### Task statement
Copy all of the records below verbatim.

### Provided data
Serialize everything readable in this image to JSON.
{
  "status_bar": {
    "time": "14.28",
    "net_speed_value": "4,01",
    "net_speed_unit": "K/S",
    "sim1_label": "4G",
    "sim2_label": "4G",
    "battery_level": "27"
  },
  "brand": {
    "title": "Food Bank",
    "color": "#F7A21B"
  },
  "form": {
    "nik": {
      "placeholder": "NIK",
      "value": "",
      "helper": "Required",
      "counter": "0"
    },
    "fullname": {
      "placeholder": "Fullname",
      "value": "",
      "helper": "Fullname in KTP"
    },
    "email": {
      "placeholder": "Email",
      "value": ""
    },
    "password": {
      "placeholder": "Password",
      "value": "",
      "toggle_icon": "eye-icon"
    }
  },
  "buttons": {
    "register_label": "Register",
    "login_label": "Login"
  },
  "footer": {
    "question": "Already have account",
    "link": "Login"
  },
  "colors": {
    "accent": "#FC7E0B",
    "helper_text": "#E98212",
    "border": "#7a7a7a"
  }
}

### Written solution
Serialize everything readable in this image to JSON.
{
  "status_bar": {
    "time": "14.28",
    "net_speed_value": "4,01",
    "net_speed_unit": "K/S",
    "sim1_label": "4G",
    "sim2_label": "4G",
    "battery_level": "27"
  },
  "brand": {
    "title": "Food Bank",
    "color": "#F7A21B"
  },
  "form": {
    "nik": {
      "placeholder": "NIK",
      "value": "",
      "helper": "Required",
      "counter": "0"
    },
    "fullname": {
      "placeholder": "Fullname",
      "value": "",
      "helper": "Fullname in KTP"
    },
    "email": {
      "placeholder": "Email",
      "value": ""
    },
    "password": {
      "placeholder": "Password",
      "value": "",
      "toggle_icon": "eye-icon"
    }
  },
  "buttons": {
    "register_label": "Register",
    "login_label": "Login"
  },
  "footer": {
    "question": "Already have account",
    "link": "Login"
  },
  "colors": {
    "accent": "#FC7E0B",
    "helper_text": "#E98212",
    "border": "#7a7a7a"
  }
}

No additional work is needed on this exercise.